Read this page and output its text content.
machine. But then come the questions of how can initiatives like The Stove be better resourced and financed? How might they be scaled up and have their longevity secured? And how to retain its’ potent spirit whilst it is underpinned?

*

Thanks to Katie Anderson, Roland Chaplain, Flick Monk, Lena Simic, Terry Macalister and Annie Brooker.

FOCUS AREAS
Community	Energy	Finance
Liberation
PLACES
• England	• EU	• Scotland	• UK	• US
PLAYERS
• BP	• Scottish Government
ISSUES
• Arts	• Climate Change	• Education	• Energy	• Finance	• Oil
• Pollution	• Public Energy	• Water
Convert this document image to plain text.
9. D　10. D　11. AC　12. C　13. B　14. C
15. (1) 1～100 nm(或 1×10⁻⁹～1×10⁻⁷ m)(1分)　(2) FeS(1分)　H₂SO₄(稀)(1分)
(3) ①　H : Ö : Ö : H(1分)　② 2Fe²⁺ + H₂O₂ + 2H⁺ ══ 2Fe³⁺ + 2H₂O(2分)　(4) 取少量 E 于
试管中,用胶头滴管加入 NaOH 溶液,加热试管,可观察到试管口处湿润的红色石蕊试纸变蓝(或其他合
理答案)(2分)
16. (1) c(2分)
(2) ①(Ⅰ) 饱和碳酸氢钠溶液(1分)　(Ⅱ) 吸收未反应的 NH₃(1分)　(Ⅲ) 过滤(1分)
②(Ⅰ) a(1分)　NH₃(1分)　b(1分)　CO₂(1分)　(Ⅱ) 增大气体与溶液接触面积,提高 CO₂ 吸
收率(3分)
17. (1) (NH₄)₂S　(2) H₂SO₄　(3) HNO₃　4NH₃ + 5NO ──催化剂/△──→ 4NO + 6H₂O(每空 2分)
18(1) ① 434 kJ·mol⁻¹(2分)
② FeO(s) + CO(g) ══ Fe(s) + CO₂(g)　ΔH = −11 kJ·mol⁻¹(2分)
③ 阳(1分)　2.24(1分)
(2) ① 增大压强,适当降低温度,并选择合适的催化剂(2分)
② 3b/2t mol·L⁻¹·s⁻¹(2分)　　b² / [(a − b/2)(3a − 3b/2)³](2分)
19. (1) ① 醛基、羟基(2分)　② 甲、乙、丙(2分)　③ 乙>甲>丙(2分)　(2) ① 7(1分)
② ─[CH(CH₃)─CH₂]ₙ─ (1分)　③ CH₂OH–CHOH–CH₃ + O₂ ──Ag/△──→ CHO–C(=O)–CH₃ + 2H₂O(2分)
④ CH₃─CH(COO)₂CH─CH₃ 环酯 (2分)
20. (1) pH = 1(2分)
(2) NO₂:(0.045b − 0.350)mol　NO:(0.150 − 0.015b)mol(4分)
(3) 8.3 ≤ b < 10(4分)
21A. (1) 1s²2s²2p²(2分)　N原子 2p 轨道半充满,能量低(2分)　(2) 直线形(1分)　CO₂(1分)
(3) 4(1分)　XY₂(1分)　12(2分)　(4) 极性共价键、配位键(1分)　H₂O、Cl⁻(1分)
_ _ _ _ _
Task directions:
How many lines in the listing above contain "Energy"? Answer with the number alone.

Solution for this exercise:
3